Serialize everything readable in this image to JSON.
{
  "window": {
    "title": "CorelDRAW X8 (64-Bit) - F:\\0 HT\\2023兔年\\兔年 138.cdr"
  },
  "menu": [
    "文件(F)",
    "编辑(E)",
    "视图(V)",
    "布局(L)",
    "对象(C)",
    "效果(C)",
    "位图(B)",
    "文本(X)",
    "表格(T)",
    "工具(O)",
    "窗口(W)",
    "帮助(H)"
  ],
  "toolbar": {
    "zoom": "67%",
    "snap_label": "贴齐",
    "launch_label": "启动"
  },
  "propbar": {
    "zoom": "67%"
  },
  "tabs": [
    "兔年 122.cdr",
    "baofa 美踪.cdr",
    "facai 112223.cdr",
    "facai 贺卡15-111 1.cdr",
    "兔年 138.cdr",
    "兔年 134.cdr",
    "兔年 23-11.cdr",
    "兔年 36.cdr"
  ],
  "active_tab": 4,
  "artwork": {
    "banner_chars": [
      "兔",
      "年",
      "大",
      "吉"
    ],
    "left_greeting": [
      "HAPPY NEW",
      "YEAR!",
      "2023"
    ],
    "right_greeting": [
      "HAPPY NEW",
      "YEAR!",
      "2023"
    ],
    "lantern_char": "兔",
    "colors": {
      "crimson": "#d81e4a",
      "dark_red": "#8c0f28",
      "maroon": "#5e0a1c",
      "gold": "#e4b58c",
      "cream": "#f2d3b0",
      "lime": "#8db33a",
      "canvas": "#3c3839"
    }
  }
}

## Task instructions:
Each line above must be reproduced exactly as it stands.

## Response:
Serialize everything readable in this image to JSON.
{
  "window": {
    "title": "CorelDRAW X8 (64-Bit) - F:\\0 HT\\2023兔年\\兔年 138.cdr"
  },
  "menu": [
    "文件(F)",
    "编辑(E)",
    "视图(V)",
    "布局(L)",
    "对象(C)",
    "效果(C)",
    "位图(B)",
    "文本(X)",
    "表格(T)",
    "工具(O)",
    "窗口(W)",
    "帮助(H)"
  ],
  "toolbar": {
    "zoom": "67%",
    "snap_label": "贴齐",
    "launch_label": "启动"
  },
  "propbar": {
    "zoom": "67%"
  },
  "tabs": [
    "兔年 122.cdr",
    "baofa 美踪.cdr",
    "facai 112223.cdr",
    "facai 贺卡15-111 1.cdr",
    "兔年 138.cdr",
    "兔年 134.cdr",
    "兔年 23-11.cdr",
    "兔年 36.cdr"
  ],
  "active_tab": 4,
  "artwork": {
    "banner_chars": [
      "兔",
      "年",
      "大",
      "吉"
    ],
    "left_greeting": [
      "HAPPY NEW",
      "YEAR!",
      "2023"
    ],
    "right_greeting": [
      "HAPPY NEW",
      "YEAR!",
      "2023"
    ],
    "lantern_char": "兔",
    "colors": {
      "crimson": "#d81e4a",
      "dark_red": "#8c0f28",
      "maroon": "#5e0a1c",
      "gold": "#e4b58c",
      "cream": "#f2d3b0",
      "lime": "#8db33a",
      "canvas": "#3c3839"
    }
  }
}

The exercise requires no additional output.